## [TASK REQUIREMENTS]
Set down, word for word, the stretch of lines from the one containing "Extract all readable text from this page." to the end of the records below.

(Dataset entries)
════════════════════
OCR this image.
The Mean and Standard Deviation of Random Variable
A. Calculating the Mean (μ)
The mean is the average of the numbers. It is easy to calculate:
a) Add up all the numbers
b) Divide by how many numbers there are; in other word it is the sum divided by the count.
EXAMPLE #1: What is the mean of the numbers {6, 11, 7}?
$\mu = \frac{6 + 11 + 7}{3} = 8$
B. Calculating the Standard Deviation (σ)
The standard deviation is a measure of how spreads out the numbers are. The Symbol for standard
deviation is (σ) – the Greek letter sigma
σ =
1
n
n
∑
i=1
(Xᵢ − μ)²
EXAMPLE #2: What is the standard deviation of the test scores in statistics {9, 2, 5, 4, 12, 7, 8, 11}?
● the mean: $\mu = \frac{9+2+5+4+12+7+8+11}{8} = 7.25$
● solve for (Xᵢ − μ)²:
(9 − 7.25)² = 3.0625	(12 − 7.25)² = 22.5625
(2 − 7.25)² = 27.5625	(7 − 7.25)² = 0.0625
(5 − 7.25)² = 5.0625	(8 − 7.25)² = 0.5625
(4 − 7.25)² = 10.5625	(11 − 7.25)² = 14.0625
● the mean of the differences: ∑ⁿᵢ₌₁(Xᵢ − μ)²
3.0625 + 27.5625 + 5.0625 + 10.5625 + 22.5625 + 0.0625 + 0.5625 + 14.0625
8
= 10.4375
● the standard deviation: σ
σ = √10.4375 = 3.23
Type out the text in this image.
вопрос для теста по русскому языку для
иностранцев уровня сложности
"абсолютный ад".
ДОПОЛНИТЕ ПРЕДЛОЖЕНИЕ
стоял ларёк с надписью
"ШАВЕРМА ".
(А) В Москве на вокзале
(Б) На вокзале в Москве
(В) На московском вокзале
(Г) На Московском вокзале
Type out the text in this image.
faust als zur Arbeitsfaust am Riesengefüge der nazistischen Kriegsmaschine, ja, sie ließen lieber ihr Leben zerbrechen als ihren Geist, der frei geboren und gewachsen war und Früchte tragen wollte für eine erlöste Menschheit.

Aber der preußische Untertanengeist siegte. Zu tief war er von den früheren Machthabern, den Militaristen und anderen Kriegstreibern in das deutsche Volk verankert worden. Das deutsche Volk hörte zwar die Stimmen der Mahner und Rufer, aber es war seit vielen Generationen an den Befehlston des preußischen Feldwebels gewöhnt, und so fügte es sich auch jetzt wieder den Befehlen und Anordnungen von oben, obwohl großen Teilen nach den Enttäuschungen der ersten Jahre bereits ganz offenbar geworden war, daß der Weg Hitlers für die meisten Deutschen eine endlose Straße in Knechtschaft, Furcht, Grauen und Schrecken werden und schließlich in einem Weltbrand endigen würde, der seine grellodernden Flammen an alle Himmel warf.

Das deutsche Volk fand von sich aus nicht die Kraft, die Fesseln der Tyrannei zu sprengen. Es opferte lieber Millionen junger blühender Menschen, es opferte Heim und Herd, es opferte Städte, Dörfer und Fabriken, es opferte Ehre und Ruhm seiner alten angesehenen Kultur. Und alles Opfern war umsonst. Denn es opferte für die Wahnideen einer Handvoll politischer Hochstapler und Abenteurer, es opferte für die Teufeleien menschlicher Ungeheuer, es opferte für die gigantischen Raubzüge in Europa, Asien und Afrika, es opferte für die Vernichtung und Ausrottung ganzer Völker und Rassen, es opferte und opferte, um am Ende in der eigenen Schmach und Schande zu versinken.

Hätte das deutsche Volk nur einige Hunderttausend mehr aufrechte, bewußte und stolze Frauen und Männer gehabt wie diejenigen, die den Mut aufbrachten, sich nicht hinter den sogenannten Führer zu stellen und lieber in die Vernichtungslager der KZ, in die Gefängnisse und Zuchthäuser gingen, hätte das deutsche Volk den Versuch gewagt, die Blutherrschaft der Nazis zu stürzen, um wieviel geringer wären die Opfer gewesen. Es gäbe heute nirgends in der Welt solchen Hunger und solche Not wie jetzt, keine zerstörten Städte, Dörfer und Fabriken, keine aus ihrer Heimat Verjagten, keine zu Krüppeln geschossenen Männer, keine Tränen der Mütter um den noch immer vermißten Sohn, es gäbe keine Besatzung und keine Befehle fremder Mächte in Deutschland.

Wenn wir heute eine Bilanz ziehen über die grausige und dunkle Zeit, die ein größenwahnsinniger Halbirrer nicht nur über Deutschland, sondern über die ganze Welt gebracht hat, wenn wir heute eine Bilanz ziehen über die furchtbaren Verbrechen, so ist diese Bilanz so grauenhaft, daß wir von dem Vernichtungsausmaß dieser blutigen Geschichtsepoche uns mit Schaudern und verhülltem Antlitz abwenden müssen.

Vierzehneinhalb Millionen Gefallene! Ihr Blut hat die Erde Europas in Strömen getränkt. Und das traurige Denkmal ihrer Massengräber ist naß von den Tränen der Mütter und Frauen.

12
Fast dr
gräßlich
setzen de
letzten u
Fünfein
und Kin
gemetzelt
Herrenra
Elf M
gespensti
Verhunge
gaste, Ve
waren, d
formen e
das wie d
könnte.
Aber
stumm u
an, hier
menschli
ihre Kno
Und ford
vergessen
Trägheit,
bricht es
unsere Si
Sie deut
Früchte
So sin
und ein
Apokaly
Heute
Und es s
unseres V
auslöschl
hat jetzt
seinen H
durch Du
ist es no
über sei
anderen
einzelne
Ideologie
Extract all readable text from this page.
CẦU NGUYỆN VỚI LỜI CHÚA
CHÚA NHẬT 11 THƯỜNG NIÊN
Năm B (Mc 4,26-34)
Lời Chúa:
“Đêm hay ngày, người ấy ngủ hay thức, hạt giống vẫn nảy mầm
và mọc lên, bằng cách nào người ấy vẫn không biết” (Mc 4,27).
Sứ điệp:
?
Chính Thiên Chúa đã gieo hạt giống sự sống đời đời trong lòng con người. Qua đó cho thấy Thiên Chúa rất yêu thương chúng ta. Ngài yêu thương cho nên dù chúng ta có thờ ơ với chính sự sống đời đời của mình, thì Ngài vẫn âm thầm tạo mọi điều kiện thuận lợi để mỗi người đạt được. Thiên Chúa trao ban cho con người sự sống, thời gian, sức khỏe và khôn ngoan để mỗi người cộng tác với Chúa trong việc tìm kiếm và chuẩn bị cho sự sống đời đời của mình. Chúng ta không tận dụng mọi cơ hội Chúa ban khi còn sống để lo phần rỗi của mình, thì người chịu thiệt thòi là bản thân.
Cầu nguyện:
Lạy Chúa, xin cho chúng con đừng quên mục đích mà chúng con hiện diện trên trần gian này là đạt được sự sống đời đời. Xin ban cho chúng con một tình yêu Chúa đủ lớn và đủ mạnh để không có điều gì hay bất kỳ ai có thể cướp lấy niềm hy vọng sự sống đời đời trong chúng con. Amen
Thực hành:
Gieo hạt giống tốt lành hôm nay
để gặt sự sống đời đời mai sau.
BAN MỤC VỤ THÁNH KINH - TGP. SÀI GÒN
════════════════════
## [IN RESPONSE]
Extract all readable text from this page.
CẦU NGUYỆN VỚI LỜI CHÚA
CHÚA NHẬT 11 THƯỜNG NIÊN
Năm B (Mc 4,26-34)
Lời Chúa:
“Đêm hay ngày, người ấy ngủ hay thức, hạt giống vẫn nảy mầm
và mọc lên, bằng cách nào người ấy vẫn không biết” (Mc 4,27).
Sứ điệp:
?
Chính Thiên Chúa đã gieo hạt giống sự sống đời đời trong lòng con người. Qua đó cho thấy Thiên Chúa rất yêu thương chúng ta. Ngài yêu thương cho nên dù chúng ta có thờ ơ với chính sự sống đời đời của mình, thì Ngài vẫn âm thầm tạo mọi điều kiện thuận lợi để mỗi người đạt được. Thiên Chúa trao ban cho con người sự sống, thời gian, sức khỏe và khôn ngoan để mỗi người cộng tác với Chúa trong việc tìm kiếm và chuẩn bị cho sự sống đời đời của mình. Chúng ta không tận dụng mọi cơ hội Chúa ban khi còn sống để lo phần rỗi của mình, thì người chịu thiệt thòi là bản thân.
Cầu nguyện:
Lạy Chúa, xin cho chúng con đừng quên mục đích mà chúng con hiện diện trên trần gian này là đạt được sự sống đời đời. Xin ban cho chúng con một tình yêu Chúa đủ lớn và đủ mạnh để không có điều gì hay bất kỳ ai có thể cướp lấy niềm hy vọng sự sống đời đời trong chúng con. Amen
Thực hành:
Gieo hạt giống tốt lành hôm nay
để gặt sự sống đời đời mai sau.
BAN MỤC VỤ THÁNH KINH - TGP. SÀI GÒN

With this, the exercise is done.